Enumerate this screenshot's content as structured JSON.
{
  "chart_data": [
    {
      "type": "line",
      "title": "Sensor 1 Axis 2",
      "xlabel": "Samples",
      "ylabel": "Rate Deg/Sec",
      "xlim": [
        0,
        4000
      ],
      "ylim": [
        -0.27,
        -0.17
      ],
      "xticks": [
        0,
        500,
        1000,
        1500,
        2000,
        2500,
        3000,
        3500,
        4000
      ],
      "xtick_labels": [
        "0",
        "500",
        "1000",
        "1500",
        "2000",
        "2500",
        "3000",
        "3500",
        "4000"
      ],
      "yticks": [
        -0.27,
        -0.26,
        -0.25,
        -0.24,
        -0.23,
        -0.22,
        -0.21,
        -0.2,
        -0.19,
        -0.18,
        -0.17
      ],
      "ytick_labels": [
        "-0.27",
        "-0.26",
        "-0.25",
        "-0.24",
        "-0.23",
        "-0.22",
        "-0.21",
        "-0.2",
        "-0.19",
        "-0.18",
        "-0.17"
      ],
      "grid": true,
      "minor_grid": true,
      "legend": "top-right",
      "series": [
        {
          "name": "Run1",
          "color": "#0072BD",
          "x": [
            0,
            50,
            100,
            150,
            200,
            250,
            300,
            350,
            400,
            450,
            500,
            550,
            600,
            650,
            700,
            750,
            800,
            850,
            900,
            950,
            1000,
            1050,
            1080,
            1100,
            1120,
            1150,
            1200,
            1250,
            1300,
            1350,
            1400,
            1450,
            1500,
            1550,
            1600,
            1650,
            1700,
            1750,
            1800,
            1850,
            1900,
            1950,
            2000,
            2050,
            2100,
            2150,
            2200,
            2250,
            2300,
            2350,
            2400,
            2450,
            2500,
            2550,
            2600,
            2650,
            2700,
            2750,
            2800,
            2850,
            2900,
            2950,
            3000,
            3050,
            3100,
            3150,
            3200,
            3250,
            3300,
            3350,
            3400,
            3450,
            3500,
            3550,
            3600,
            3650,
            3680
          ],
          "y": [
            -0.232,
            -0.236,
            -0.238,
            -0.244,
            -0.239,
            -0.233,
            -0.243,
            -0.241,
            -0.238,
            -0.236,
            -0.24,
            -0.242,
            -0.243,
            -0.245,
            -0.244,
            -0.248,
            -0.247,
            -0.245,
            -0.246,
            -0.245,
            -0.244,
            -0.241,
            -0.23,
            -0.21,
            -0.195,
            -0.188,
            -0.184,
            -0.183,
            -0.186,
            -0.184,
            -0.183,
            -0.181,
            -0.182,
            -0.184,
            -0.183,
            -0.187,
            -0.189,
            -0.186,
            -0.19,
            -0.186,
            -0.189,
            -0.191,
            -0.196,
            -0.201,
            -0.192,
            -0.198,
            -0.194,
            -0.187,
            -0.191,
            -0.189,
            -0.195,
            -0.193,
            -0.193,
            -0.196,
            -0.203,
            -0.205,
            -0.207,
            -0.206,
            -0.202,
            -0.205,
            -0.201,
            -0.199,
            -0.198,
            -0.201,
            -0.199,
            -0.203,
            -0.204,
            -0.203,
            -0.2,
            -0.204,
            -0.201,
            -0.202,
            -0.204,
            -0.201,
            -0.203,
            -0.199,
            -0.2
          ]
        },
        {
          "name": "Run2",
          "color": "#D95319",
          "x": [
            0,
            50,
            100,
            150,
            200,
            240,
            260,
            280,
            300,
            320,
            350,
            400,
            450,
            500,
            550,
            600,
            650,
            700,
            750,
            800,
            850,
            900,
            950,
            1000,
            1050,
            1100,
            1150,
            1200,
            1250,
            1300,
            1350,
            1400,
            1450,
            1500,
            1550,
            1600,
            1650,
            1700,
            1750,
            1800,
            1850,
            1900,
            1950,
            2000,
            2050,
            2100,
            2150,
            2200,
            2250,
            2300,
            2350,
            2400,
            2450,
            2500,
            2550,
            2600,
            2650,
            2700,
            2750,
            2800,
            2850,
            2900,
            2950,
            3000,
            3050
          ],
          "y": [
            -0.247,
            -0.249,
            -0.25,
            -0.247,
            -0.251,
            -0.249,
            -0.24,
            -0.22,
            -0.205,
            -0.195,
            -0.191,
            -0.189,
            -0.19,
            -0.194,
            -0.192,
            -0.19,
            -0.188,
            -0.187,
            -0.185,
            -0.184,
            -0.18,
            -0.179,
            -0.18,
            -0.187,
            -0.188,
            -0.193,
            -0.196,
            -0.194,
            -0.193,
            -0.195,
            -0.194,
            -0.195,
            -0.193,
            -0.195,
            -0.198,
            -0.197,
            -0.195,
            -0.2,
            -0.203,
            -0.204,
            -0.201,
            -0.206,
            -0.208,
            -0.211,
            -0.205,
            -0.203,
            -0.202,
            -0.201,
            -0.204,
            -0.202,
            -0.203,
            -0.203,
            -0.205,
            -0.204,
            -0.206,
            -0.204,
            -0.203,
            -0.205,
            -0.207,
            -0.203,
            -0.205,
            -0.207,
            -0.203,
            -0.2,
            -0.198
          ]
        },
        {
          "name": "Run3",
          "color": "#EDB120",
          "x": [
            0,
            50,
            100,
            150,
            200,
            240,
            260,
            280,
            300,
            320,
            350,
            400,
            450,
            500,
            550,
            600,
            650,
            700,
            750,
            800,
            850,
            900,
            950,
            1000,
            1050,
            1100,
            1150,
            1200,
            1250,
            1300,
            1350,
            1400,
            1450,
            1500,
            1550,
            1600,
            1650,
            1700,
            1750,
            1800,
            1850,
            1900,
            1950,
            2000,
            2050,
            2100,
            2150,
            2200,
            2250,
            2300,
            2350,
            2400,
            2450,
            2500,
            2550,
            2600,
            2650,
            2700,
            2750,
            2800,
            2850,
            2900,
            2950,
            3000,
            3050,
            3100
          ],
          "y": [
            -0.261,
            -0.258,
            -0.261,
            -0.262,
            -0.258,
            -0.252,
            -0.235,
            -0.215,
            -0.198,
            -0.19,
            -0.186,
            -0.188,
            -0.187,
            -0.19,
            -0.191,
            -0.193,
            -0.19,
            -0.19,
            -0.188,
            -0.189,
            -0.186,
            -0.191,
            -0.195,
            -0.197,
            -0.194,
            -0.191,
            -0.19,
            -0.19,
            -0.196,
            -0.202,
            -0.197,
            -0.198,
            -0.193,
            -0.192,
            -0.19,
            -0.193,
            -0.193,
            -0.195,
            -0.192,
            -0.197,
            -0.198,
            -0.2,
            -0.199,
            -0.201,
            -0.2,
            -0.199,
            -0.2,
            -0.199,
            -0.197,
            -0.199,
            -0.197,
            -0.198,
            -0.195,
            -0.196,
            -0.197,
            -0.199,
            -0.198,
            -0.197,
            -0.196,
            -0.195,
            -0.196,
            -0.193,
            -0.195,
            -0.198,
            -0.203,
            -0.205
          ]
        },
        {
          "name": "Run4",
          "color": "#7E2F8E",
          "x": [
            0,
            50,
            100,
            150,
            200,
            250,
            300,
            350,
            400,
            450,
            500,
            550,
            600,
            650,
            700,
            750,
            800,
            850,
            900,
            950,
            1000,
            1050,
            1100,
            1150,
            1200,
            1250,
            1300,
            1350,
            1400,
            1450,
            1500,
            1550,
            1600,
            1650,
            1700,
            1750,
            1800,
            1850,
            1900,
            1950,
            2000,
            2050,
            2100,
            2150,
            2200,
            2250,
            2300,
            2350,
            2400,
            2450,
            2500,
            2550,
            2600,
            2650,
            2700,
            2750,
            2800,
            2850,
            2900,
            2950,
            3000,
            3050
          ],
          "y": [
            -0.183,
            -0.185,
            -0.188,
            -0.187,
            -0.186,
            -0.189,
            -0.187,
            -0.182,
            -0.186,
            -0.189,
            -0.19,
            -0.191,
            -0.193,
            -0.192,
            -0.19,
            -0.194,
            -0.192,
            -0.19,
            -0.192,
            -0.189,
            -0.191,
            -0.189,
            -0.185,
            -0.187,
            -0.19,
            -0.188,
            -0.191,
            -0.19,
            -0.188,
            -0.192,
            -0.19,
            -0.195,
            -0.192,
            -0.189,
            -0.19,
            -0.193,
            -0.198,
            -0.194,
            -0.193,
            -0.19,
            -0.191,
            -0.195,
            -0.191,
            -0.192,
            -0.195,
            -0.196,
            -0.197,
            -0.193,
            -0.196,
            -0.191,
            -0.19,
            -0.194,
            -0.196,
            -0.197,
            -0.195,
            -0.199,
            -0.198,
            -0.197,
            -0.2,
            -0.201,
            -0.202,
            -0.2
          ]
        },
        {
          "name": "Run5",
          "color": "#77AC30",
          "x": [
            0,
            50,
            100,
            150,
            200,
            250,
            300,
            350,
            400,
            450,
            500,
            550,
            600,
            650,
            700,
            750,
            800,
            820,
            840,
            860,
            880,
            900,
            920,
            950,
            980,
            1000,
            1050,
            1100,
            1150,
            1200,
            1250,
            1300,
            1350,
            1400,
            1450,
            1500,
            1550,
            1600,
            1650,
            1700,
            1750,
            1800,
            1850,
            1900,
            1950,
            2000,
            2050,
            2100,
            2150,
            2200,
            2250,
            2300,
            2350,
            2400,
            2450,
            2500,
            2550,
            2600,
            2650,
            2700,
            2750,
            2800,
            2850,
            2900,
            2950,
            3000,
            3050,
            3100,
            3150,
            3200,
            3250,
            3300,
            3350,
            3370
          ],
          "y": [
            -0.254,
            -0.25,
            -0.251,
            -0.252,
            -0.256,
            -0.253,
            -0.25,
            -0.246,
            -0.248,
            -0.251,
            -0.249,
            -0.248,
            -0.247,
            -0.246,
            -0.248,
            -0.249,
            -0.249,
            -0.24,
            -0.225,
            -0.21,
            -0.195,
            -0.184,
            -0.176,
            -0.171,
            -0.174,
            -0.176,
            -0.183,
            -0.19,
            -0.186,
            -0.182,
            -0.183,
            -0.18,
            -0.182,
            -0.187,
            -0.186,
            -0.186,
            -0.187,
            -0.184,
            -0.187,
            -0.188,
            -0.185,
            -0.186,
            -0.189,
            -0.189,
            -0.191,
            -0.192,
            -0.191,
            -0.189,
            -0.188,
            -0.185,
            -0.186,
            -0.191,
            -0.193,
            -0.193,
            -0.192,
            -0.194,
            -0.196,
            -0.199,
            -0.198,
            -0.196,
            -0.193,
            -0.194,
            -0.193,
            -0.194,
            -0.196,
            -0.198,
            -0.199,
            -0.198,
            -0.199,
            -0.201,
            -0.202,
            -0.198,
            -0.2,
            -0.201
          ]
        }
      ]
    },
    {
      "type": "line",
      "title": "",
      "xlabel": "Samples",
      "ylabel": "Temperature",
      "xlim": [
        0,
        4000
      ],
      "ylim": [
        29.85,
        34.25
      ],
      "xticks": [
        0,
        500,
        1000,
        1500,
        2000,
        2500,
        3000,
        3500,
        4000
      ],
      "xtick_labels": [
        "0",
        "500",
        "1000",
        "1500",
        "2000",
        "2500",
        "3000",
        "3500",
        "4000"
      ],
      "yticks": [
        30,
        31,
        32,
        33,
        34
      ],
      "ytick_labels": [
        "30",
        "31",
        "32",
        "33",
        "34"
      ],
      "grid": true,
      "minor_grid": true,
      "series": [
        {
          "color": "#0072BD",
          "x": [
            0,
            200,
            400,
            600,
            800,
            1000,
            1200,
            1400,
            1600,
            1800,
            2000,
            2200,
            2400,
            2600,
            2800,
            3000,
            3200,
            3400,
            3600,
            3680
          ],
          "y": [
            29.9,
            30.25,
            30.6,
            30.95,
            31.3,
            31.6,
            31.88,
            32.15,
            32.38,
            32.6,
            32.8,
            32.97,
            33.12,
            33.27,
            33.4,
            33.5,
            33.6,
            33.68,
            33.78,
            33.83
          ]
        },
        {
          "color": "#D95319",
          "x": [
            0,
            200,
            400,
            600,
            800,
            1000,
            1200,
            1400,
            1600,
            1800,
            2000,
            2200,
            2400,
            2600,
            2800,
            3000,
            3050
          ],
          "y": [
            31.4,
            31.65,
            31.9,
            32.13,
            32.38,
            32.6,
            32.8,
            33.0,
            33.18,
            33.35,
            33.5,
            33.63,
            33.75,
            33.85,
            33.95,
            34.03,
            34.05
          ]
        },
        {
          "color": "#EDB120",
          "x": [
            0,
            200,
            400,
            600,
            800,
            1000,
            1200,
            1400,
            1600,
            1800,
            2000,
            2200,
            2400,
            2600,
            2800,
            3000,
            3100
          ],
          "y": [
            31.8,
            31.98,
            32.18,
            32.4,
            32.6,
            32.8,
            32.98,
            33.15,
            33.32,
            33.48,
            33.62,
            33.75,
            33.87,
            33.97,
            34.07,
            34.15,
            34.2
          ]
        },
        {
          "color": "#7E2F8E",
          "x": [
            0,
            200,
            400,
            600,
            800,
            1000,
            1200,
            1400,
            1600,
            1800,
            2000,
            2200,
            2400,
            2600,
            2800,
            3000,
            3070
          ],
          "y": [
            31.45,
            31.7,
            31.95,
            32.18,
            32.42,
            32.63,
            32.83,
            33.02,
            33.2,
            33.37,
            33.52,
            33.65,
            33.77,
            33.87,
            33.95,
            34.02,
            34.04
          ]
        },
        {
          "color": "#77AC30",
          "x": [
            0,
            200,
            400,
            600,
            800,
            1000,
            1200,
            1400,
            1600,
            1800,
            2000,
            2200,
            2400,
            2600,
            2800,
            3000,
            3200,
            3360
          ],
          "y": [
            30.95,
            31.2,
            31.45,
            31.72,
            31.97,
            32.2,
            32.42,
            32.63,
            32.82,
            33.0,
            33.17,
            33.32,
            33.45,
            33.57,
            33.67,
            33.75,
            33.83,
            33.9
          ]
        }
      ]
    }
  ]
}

===============

■ **Task directions**: Only the number is wanted: how many lines in the data include the string "ylabel"?

■ **Result for this task**: 2